Each entry below should be written out exactly as it is, with no pictures.

Data records:
## Begin
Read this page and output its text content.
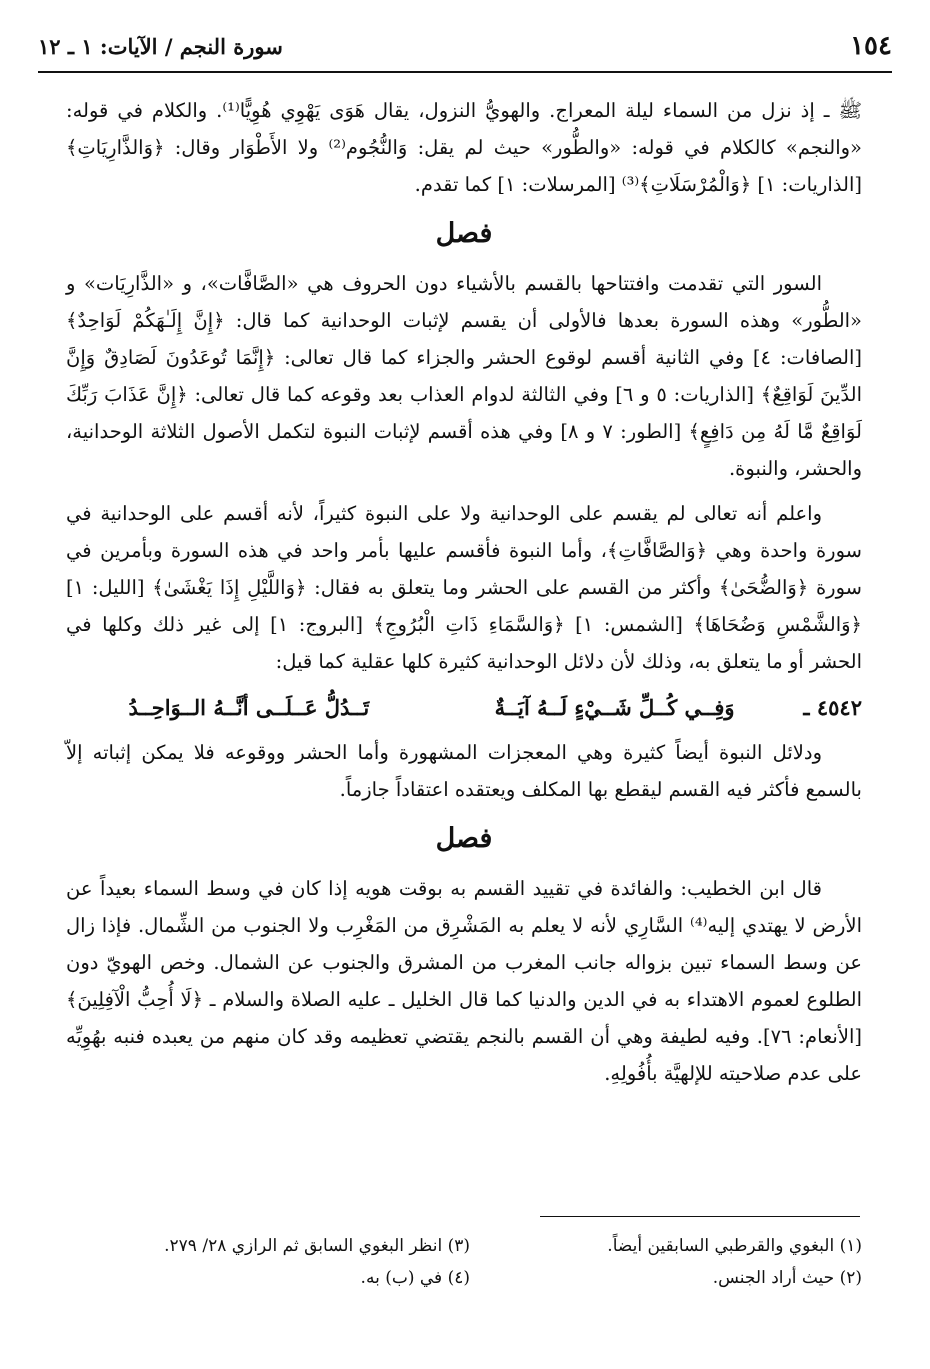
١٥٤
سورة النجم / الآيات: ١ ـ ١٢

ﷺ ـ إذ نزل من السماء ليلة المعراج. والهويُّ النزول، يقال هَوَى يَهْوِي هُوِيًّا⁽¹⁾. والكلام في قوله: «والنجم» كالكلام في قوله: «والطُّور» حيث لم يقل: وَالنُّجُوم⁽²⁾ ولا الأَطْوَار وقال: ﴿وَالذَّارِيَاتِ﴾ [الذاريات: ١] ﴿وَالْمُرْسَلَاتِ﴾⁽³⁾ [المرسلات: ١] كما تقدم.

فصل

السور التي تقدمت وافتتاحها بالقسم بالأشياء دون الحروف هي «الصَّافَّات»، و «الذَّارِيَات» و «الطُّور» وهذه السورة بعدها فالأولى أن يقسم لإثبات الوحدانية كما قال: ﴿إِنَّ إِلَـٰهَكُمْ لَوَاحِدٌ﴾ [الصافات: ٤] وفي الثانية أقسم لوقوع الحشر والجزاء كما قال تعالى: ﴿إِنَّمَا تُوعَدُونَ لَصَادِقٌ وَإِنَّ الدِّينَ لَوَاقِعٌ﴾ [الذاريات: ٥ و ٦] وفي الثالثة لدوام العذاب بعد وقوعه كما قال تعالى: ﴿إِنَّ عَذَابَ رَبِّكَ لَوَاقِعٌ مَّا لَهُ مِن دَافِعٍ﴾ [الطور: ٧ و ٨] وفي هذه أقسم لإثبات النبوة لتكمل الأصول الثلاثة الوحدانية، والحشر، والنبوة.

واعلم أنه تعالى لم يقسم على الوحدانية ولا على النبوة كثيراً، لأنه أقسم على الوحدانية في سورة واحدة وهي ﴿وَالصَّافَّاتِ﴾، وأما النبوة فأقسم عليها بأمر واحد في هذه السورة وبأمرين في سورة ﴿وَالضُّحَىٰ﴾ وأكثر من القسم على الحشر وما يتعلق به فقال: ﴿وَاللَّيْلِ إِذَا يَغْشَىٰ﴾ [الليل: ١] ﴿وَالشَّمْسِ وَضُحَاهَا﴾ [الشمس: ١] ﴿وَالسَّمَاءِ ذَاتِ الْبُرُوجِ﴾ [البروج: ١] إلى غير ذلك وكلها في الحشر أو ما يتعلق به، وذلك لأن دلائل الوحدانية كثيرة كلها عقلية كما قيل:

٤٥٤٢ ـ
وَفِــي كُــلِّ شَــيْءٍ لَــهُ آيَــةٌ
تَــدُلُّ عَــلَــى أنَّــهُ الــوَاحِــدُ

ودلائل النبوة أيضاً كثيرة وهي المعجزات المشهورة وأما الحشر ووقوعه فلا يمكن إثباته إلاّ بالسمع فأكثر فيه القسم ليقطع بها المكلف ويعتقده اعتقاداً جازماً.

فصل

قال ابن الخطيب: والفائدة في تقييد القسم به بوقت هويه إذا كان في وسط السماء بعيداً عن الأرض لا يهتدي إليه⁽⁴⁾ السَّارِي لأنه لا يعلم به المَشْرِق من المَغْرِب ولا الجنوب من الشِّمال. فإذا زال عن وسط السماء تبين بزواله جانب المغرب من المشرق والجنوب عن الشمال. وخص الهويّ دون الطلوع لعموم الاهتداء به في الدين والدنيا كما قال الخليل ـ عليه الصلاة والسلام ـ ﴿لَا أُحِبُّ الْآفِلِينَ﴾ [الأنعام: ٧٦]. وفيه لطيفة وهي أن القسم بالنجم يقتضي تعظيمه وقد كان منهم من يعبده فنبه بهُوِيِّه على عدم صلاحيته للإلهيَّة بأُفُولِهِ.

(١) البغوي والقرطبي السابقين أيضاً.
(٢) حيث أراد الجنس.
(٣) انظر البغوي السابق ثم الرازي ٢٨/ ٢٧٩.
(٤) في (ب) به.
## End
OUTPUT OF THE EXERCISE
Read this page and output its text content.
١٥٤
سورة النجم / الآيات: ١ ـ ١٢

ﷺ ـ إذ نزل من السماء ليلة المعراج. والهويُّ النزول، يقال هَوَى يَهْوِي هُوِيًّا⁽¹⁾. والكلام في قوله: «والنجم» كالكلام في قوله: «والطُّور» حيث لم يقل: وَالنُّجُوم⁽²⁾ ولا الأَطْوَار وقال: ﴿وَالذَّارِيَاتِ﴾ [الذاريات: ١] ﴿وَالْمُرْسَلَاتِ﴾⁽³⁾ [المرسلات: ١] كما تقدم.

فصل

السور التي تقدمت وافتتاحها بالقسم بالأشياء دون الحروف هي «الصَّافَّات»، و «الذَّارِيَات» و «الطُّور» وهذه السورة بعدها فالأولى أن يقسم لإثبات الوحدانية كما قال: ﴿إِنَّ إِلَـٰهَكُمْ لَوَاحِدٌ﴾ [الصافات: ٤] وفي الثانية أقسم لوقوع الحشر والجزاء كما قال تعالى: ﴿إِنَّمَا تُوعَدُونَ لَصَادِقٌ وَإِنَّ الدِّينَ لَوَاقِعٌ﴾ [الذاريات: ٥ و ٦] وفي الثالثة لدوام العذاب بعد وقوعه كما قال تعالى: ﴿إِنَّ عَذَابَ رَبِّكَ لَوَاقِعٌ مَّا لَهُ مِن دَافِعٍ﴾ [الطور: ٧ و ٨] وفي هذه أقسم لإثبات النبوة لتكمل الأصول الثلاثة الوحدانية، والحشر، والنبوة.

واعلم أنه تعالى لم يقسم على الوحدانية ولا على النبوة كثيراً، لأنه أقسم على الوحدانية في سورة واحدة وهي ﴿وَالصَّافَّاتِ﴾، وأما النبوة فأقسم عليها بأمر واحد في هذه السورة وبأمرين في سورة ﴿وَالضُّحَىٰ﴾ وأكثر من القسم على الحشر وما يتعلق به فقال: ﴿وَاللَّيْلِ إِذَا يَغْشَىٰ﴾ [الليل: ١] ﴿وَالشَّمْسِ وَضُحَاهَا﴾ [الشمس: ١] ﴿وَالسَّمَاءِ ذَاتِ الْبُرُوجِ﴾ [البروج: ١] إلى غير ذلك وكلها في الحشر أو ما يتعلق به، وذلك لأن دلائل الوحدانية كثيرة كلها عقلية كما قيل:

٤٥٤٢ ـ
وَفِــي كُــلِّ شَــيْءٍ لَــهُ آيَــةٌ
تَــدُلُّ عَــلَــى أنَّــهُ الــوَاحِــدُ

ودلائل النبوة أيضاً كثيرة وهي المعجزات المشهورة وأما الحشر ووقوعه فلا يمكن إثباته إلاّ بالسمع فأكثر فيه القسم ليقطع بها المكلف ويعتقده اعتقاداً جازماً.

فصل

قال ابن الخطيب: والفائدة في تقييد القسم به بوقت هويه إذا كان في وسط السماء بعيداً عن الأرض لا يهتدي إليه⁽⁴⁾ السَّارِي لأنه لا يعلم به المَشْرِق من المَغْرِب ولا الجنوب من الشِّمال. فإذا زال عن وسط السماء تبين بزواله جانب المغرب من المشرق والجنوب عن الشمال. وخص الهويّ دون الطلوع لعموم الاهتداء به في الدين والدنيا كما قال الخليل ـ عليه الصلاة والسلام ـ ﴿لَا أُحِبُّ الْآفِلِينَ﴾ [الأنعام: ٧٦]. وفيه لطيفة وهي أن القسم بالنجم يقتضي تعظيمه وقد كان منهم من يعبده فنبه بهُوِيِّه على عدم صلاحيته للإلهيَّة بأُفُولِهِ.

(١) البغوي والقرطبي السابقين أيضاً.
(٢) حيث أراد الجنس.
(٣) انظر البغوي السابق ثم الرازي ٢٨/ ٢٧٩.
(٤) في (ب) به.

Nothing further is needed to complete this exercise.